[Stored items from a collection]
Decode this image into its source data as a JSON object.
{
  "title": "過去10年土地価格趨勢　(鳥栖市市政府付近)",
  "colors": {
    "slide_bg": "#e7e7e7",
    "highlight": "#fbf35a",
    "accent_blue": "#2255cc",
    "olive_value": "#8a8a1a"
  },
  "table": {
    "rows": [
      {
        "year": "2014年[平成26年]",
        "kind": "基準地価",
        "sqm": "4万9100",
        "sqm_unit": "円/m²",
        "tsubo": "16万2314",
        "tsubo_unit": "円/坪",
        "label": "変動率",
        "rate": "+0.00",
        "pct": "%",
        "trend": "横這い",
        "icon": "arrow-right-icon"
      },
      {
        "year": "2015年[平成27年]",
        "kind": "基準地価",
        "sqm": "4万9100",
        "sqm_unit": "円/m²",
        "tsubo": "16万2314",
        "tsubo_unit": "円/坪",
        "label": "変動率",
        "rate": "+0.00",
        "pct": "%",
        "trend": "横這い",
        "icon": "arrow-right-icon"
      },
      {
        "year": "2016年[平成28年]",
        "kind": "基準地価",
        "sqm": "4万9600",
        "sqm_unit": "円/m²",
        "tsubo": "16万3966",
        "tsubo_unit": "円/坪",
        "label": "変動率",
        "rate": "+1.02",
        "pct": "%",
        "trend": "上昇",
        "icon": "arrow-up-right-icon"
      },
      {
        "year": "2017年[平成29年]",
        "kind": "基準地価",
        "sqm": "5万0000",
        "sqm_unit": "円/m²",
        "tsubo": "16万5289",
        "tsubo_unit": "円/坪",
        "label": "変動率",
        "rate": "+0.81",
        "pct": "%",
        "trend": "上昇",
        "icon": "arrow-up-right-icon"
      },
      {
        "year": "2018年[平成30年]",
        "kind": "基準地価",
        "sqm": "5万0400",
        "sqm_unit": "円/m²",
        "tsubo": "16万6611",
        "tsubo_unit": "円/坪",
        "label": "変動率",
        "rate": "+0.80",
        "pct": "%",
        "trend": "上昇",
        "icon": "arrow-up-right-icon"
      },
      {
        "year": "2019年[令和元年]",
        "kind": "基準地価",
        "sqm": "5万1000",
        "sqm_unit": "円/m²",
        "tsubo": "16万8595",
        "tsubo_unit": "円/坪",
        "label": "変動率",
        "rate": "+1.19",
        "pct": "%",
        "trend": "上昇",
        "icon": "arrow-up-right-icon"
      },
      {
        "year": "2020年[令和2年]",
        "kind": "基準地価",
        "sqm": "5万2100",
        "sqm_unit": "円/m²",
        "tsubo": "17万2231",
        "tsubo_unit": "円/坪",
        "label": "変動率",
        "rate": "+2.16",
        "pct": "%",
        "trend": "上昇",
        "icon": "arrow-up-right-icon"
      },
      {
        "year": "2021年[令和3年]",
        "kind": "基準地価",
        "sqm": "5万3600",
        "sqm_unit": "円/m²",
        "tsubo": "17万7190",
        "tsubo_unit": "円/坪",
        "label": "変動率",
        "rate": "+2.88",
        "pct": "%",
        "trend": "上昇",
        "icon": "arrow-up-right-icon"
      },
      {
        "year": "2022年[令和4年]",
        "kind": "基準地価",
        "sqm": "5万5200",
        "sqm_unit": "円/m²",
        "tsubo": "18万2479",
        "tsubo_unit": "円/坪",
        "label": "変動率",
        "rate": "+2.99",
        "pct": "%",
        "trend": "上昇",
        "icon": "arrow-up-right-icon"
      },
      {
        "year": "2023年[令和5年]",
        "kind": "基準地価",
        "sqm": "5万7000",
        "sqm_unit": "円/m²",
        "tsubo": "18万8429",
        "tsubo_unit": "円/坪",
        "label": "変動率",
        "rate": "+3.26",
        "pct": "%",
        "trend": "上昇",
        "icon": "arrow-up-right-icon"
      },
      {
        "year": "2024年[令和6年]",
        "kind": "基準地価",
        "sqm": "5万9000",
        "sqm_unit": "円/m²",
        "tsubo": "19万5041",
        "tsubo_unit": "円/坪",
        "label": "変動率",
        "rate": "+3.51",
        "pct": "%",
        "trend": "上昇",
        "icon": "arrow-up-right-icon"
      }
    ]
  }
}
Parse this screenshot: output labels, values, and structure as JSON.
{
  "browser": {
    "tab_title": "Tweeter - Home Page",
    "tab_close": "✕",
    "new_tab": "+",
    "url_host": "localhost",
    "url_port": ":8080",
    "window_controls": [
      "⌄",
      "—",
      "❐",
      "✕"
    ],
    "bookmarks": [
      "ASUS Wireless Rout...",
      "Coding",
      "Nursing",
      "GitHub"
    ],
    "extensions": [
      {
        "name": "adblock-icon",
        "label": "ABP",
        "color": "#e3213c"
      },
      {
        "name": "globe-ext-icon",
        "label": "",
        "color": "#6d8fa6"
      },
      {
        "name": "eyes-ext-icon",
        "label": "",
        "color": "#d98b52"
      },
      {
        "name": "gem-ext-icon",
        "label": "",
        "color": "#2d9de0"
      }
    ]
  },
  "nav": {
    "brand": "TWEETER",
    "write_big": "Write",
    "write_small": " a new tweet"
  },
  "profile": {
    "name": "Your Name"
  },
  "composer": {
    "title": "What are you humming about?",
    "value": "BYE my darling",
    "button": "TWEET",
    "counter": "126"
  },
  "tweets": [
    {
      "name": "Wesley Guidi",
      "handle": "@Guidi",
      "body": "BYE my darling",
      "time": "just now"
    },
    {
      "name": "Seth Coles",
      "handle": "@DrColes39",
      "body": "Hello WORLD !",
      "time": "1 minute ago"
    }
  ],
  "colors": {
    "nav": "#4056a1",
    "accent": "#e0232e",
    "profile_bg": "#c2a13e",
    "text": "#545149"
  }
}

## WHAT YOU NEED TO DO
Reproduce the whole listing word for word.

## WRITTEN RESPONSE
Decode this image into its source data as a JSON object.
{
  "title": "過去10年土地価格趨勢　(鳥栖市市政府付近)",
  "colors": {
    "slide_bg": "#e7e7e7",
    "highlight": "#fbf35a",
    "accent_blue": "#2255cc",
    "olive_value": "#8a8a1a"
  },
  "table": {
    "rows": [
      {
        "year": "2014年[平成26年]",
        "kind": "基準地価",
        "sqm": "4万9100",
        "sqm_unit": "円/m²",
        "tsubo": "16万2314",
        "tsubo_unit": "円/坪",
        "label": "変動率",
        "rate": "+0.00",
        "pct": "%",
        "trend": "横這い",
        "icon": "arrow-right-icon"
      },
      {
        "year": "2015年[平成27年]",
        "kind": "基準地価",
        "sqm": "4万9100",
        "sqm_unit": "円/m²",
        "tsubo": "16万2314",
        "tsubo_unit": "円/坪",
        "label": "変動率",
        "rate": "+0.00",
        "pct": "%",
        "trend": "横這い",
        "icon": "arrow-right-icon"
      },
      {
        "year": "2016年[平成28年]",
        "kind": "基準地価",
        "sqm": "4万9600",
        "sqm_unit": "円/m²",
        "tsubo": "16万3966",
        "tsubo_unit": "円/坪",
        "label": "変動率",
        "rate": "+1.02",
        "pct": "%",
        "trend": "上昇",
        "icon": "arrow-up-right-icon"
      },
      {
        "year": "2017年[平成29年]",
        "kind": "基準地価",
        "sqm": "5万0000",
        "sqm_unit": "円/m²",
        "tsubo": "16万5289",
        "tsubo_unit": "円/坪",
        "label": "変動率",
        "rate": "+0.81",
        "pct": "%",
        "trend": "上昇",
        "icon": "arrow-up-right-icon"
      },
      {
        "year": "2018年[平成30年]",
        "kind": "基準地価",
        "sqm": "5万0400",
        "sqm_unit": "円/m²",
        "tsubo": "16万6611",
        "tsubo_unit": "円/坪",
        "label": "変動率",
        "rate": "+0.80",
        "pct": "%",
        "trend": "上昇",
        "icon": "arrow-up-right-icon"
      },
      {
        "year": "2019年[令和元年]",
        "kind": "基準地価",
        "sqm": "5万1000",
        "sqm_unit": "円/m²",
        "tsubo": "16万8595",
        "tsubo_unit": "円/坪",
        "label": "変動率",
        "rate": "+1.19",
        "pct": "%",
        "trend": "上昇",
        "icon": "arrow-up-right-icon"
      },
      {
        "year": "2020年[令和2年]",
        "kind": "基準地価",
        "sqm": "5万2100",
        "sqm_unit": "円/m²",
        "tsubo": "17万2231",
        "tsubo_unit": "円/坪",
        "label": "変動率",
        "rate": "+2.16",
        "pct": "%",
        "trend": "上昇",
        "icon": "arrow-up-right-icon"
      },
      {
        "year": "2021年[令和3年]",
        "kind": "基準地価",
        "sqm": "5万3600",
        "sqm_unit": "円/m²",
        "tsubo": "17万7190",
        "tsubo_unit": "円/坪",
        "label": "変動率",
        "rate": "+2.88",
        "pct": "%",
        "trend": "上昇",
        "icon": "arrow-up-right-icon"
      },
      {
        "year": "2022年[令和4年]",
        "kind": "基準地価",
        "sqm": "5万5200",
        "sqm_unit": "円/m²",
        "tsubo": "18万2479",
        "tsubo_unit": "円/坪",
        "label": "変動率",
        "rate": "+2.99",
        "pct": "%",
        "trend": "上昇",
        "icon": "arrow-up-right-icon"
      },
      {
        "year": "2023年[令和5年]",
        "kind": "基準地価",
        "sqm": "5万7000",
        "sqm_unit": "円/m²",
        "tsubo": "18万8429",
        "tsubo_unit": "円/坪",
        "label": "変動率",
        "rate": "+3.26",
        "pct": "%",
        "trend": "上昇",
        "icon": "arrow-up-right-icon"
      },
      {
        "year": "2024年[令和6年]",
        "kind": "基準地価",
        "sqm": "5万9000",
        "sqm_unit": "円/m²",
        "tsubo": "19万5041",
        "tsubo_unit": "円/坪",
        "label": "変動率",
        "rate": "+3.51",
        "pct": "%",
        "trend": "上昇",
        "icon": "arrow-up-right-icon"
      }
    ]
  }
}
Parse this screenshot: output labels, values, and structure as JSON.
{
  "browser": {
    "tab_title": "Tweeter - Home Page",
    "tab_close": "✕",
    "new_tab": "+",
    "url_host": "localhost",
    "url_port": ":8080",
    "window_controls": [
      "⌄",
      "—",
      "❐",
      "✕"
    ],
    "bookmarks": [
      "ASUS Wireless Rout...",
      "Coding",
      "Nursing",
      "GitHub"
    ],
    "extensions": [
      {
        "name": "adblock-icon",
        "label": "ABP",
        "color": "#e3213c"
      },
      {
        "name": "globe-ext-icon",
        "label": "",
        "color": "#6d8fa6"
      },
      {
        "name": "eyes-ext-icon",
        "label": "",
        "color": "#d98b52"
      },
      {
        "name": "gem-ext-icon",
        "label": "",
        "color": "#2d9de0"
      }
    ]
  },
  "nav": {
    "brand": "TWEETER",
    "write_big": "Write",
    "write_small": " a new tweet"
  },
  "profile": {
    "name": "Your Name"
  },
  "composer": {
    "title": "What are you humming about?",
    "value": "BYE my darling",
    "button": "TWEET",
    "counter": "126"
  },
  "tweets": [
    {
      "name": "Wesley Guidi",
      "handle": "@Guidi",
      "body": "BYE my darling",
      "time": "just now"
    },
    {
      "name": "Seth Coles",
      "handle": "@DrColes39",
      "body": "Hello WORLD !",
      "time": "1 minute ago"
    }
  ],
  "colors": {
    "nav": "#4056a1",
    "accent": "#e0232e",
    "profile_bg": "#c2a13e",
    "text": "#545149"
  }
}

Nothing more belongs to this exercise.